[begin MATERIAL FOR THIS TASK]
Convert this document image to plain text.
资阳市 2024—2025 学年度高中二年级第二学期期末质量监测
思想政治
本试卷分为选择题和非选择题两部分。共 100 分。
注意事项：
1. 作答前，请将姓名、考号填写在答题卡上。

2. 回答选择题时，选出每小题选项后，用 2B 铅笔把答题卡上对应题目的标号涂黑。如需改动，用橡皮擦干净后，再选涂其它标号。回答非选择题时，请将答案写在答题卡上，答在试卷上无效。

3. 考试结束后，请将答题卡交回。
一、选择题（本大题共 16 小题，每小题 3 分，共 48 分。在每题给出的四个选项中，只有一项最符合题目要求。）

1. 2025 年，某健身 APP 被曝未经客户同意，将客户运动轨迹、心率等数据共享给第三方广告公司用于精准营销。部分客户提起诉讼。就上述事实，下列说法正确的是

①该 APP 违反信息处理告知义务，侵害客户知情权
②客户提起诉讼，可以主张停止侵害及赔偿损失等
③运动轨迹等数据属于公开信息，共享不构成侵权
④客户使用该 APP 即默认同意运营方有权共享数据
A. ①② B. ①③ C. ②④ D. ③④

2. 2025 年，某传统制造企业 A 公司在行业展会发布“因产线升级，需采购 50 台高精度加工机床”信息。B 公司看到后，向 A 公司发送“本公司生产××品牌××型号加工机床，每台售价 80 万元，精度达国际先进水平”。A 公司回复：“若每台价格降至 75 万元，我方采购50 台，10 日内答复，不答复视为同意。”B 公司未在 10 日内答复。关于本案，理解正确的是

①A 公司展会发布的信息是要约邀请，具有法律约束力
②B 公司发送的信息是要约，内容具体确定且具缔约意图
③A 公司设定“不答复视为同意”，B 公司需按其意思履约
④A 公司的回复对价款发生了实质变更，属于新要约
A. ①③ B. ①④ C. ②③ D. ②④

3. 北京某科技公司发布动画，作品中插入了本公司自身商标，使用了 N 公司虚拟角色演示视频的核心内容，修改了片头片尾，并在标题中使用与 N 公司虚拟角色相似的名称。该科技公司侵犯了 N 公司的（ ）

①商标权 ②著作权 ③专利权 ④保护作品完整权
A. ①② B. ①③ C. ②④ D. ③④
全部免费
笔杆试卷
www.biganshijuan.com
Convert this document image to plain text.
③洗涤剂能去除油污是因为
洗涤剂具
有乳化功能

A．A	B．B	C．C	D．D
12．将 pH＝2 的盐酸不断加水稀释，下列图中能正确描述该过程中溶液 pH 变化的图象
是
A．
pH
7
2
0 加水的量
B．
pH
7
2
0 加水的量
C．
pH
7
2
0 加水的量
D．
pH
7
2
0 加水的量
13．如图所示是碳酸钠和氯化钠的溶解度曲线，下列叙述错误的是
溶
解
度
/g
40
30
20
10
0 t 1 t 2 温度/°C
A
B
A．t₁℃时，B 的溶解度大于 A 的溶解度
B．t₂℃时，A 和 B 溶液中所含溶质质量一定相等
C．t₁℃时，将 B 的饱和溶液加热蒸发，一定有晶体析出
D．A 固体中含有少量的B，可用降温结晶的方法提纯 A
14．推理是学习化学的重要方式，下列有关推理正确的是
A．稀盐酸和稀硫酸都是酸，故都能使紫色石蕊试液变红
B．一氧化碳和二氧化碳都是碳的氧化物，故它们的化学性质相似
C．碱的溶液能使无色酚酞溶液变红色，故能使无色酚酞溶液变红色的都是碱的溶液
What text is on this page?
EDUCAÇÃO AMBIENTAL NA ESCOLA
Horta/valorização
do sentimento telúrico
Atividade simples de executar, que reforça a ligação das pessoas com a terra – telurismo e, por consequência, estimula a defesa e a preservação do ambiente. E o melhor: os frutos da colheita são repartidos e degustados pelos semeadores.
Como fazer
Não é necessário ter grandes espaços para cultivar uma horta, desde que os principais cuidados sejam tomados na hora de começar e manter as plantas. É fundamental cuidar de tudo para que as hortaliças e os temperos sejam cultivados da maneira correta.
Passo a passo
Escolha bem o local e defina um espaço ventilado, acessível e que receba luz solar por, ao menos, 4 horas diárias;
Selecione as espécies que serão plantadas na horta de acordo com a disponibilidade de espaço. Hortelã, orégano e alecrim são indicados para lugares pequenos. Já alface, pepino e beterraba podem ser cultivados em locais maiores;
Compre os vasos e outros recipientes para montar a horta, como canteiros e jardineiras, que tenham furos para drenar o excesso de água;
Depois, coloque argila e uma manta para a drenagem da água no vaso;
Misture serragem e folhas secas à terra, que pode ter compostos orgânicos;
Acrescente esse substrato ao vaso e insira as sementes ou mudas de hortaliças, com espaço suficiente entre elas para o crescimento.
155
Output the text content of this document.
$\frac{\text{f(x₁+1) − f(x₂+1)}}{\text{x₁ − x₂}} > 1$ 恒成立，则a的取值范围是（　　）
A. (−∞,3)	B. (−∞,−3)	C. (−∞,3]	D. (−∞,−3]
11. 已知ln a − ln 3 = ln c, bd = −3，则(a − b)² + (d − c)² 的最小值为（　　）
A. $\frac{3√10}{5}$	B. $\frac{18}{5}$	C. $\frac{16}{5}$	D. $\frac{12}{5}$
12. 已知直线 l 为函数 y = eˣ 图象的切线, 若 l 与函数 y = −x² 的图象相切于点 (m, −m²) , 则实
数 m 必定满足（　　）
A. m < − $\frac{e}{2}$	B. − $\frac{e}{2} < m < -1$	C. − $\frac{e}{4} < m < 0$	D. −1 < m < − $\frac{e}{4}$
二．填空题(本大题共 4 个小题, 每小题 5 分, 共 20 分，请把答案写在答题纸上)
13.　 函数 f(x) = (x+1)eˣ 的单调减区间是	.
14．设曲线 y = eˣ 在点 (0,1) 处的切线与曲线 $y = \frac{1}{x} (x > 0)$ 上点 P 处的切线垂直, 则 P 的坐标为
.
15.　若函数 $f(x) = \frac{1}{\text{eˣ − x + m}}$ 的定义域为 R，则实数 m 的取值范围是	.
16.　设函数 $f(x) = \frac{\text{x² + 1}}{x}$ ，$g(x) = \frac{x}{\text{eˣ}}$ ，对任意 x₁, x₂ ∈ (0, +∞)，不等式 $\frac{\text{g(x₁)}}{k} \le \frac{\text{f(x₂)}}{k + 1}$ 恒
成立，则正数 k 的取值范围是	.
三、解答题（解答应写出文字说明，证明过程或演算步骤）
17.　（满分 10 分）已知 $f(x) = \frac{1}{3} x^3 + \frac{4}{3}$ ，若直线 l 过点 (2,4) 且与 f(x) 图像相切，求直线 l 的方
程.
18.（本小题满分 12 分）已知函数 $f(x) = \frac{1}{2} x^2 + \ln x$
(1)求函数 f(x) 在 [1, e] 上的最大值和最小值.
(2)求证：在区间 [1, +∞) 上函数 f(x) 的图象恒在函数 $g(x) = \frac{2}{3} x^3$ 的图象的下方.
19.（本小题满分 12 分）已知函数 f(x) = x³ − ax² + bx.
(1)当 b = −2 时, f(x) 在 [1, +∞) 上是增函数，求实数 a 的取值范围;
[end MATERIAL FOR THIS TASK]
▶ [GIVEN INSTRUCTION]
Select every line where the word "frac" occurs.

▶ [OUTPUT FOR THIS EXERCISE]
$\frac{\text{f(x₁+1) − f(x₂+1)}}{\text{x₁ − x₂}} > 1$ 恒成立，则a的取值范围是（　　）
A. $\frac{3√10}{5}$	B. $\frac{18}{5}$	C. $\frac{16}{5}$	D. $\frac{12}{5}$
A. m < − $\frac{e}{2}$	B. − $\frac{e}{2} < m < -1$	C. − $\frac{e}{4} < m < 0$	D. −1 < m < − $\frac{e}{4}$
14．设曲线 y = eˣ 在点 (0,1) 处的切线与曲线 $y = \frac{1}{x} (x > 0)$ 上点 P 处的切线垂直, 则 P 的坐标为
15.　若函数 $f(x) = \frac{1}{\text{eˣ − x + m}}$ 的定义域为 R，则实数 m 的取值范围是	.
16.　设函数 $f(x) = \frac{\text{x² + 1}}{x}$ ，$g(x) = \frac{x}{\text{eˣ}}$ ，对任意 x₁, x₂ ∈ (0, +∞)，不等式 $\frac{\text{g(x₁)}}{k} \le \frac{\text{f(x₂)}}{k + 1}$ 恒
17.　（满分 10 分）已知 $f(x) = \frac{1}{3} x^3 + \frac{4}{3}$ ，若直线 l 过点 (2,4) 且与 f(x) 图像相切，求直线 l 的方
18.（本小题满分 12 分）已知函数 $f(x) = \frac{1}{2} x^2 + \ln x$
(2)求证：在区间 [1, +∞) 上函数 f(x) 的图象恒在函数 $g(x) = \frac{2}{3} x^3$ 的图象的下方.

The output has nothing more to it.